Records for this exercise:
-- START --

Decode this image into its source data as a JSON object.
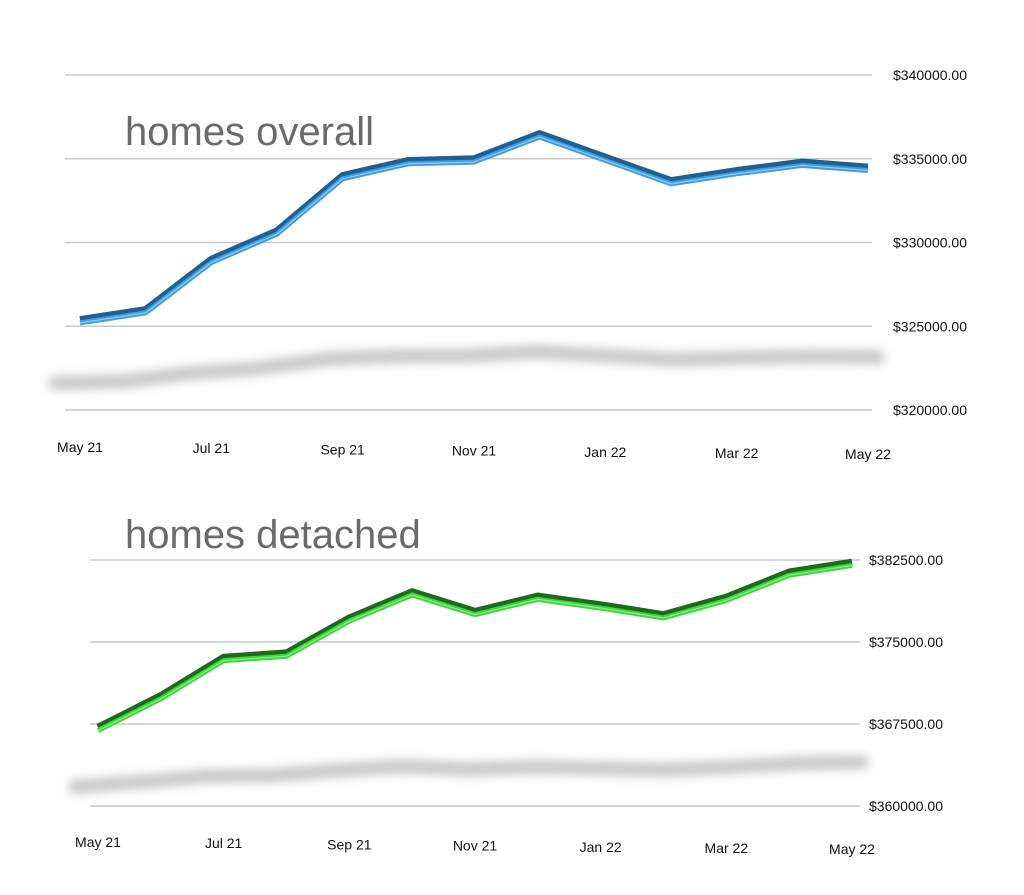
{
  "chart_data": [
    {
      "type": "line",
      "title": "homes overall",
      "x": [
        "May 21",
        "Jun 21",
        "Jul 21",
        "Aug 21",
        "Sep 21",
        "Oct 21",
        "Nov 21",
        "Dec 21",
        "Jan 22",
        "Feb 22",
        "Mar 22",
        "Apr 22",
        "May 22"
      ],
      "x_tick_labels": [
        "May 21",
        "Jul 21",
        "Sep 21",
        "Nov 21",
        "Jan 22",
        "Mar 22",
        "May 22"
      ],
      "series": [
        {
          "values": [
            325200,
            325800,
            328800,
            330500,
            333800,
            334700,
            334800,
            336300,
            334900,
            333500,
            334100,
            334600,
            334300
          ]
        }
      ],
      "ylim": [
        320000,
        340000
      ],
      "y_ticks": [
        320000,
        325000,
        330000,
        335000,
        340000
      ],
      "y_tick_labels": [
        "$320000.00",
        "$325000.00",
        "$330000.00",
        "$335000.00",
        "$340000.00"
      ],
      "y_axis_side": "right",
      "grid": true,
      "line_color": "#3d9ee0",
      "line_edge_color": "#1f5f92"
    },
    {
      "type": "line",
      "title": "homes detached",
      "x": [
        "May 21",
        "Jun 21",
        "Jul 21",
        "Aug 21",
        "Sep 21",
        "Oct 21",
        "Nov 21",
        "Dec 21",
        "Jan 22",
        "Feb 22",
        "Mar 22",
        "Apr 22",
        "May 22"
      ],
      "x_tick_labels": [
        "May 21",
        "Jul 21",
        "Sep 21",
        "Nov 21",
        "Jan 22",
        "Mar 22",
        "May 22"
      ],
      "series": [
        {
          "values": [
            366900,
            369800,
            373300,
            373700,
            376900,
            379300,
            377500,
            378900,
            378100,
            377200,
            378800,
            381100,
            382000
          ]
        }
      ],
      "ylim": [
        360000,
        382500
      ],
      "y_ticks": [
        360000,
        367500,
        375000,
        382500
      ],
      "y_tick_labels": [
        "$360000.00",
        "$367500.00",
        "$375000.00",
        "$382500.00"
      ],
      "y_axis_side": "right",
      "grid": true,
      "line_color": "#3cd83a",
      "line_edge_color": "#1e6a1d"
    }
  ]
}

-- END --

Set problem: Leave out the pictures and restate everything else word for word.

Task output:
Decode this image into its source data as a JSON object.
{
  "chart_data": [
    {
      "type": "line",
      "title": "homes overall",
      "x": [
        "May 21",
        "Jun 21",
        "Jul 21",
        "Aug 21",
        "Sep 21",
        "Oct 21",
        "Nov 21",
        "Dec 21",
        "Jan 22",
        "Feb 22",
        "Mar 22",
        "Apr 22",
        "May 22"
      ],
      "x_tick_labels": [
        "May 21",
        "Jul 21",
        "Sep 21",
        "Nov 21",
        "Jan 22",
        "Mar 22",
        "May 22"
      ],
      "series": [
        {
          "values": [
            325200,
            325800,
            328800,
            330500,
            333800,
            334700,
            334800,
            336300,
            334900,
            333500,
            334100,
            334600,
            334300
          ]
        }
      ],
      "ylim": [
        320000,
        340000
      ],
      "y_ticks": [
        320000,
        325000,
        330000,
        335000,
        340000
      ],
      "y_tick_labels": [
        "$320000.00",
        "$325000.00",
        "$330000.00",
        "$335000.00",
        "$340000.00"
      ],
      "y_axis_side": "right",
      "grid": true,
      "line_color": "#3d9ee0",
      "line_edge_color": "#1f5f92"
    },
    {
      "type": "line",
      "title": "homes detached",
      "x": [
        "May 21",
        "Jun 21",
        "Jul 21",
        "Aug 21",
        "Sep 21",
        "Oct 21",
        "Nov 21",
        "Dec 21",
        "Jan 22",
        "Feb 22",
        "Mar 22",
        "Apr 22",
        "May 22"
      ],
      "x_tick_labels": [
        "May 21",
        "Jul 21",
        "Sep 21",
        "Nov 21",
        "Jan 22",
        "Mar 22",
        "May 22"
      ],
      "series": [
        {
          "values": [
            366900,
            369800,
            373300,
            373700,
            376900,
            379300,
            377500,
            378900,
            378100,
            377200,
            378800,
            381100,
            382000
          ]
        }
      ],
      "ylim": [
        360000,
        382500
      ],
      "y_ticks": [
        360000,
        367500,
        375000,
        382500
      ],
      "y_tick_labels": [
        "$360000.00",
        "$367500.00",
        "$375000.00",
        "$382500.00"
      ],
      "y_axis_side": "right",
      "grid": true,
      "line_color": "#3cd83a",
      "line_edge_color": "#1e6a1d"
    }
  ]
}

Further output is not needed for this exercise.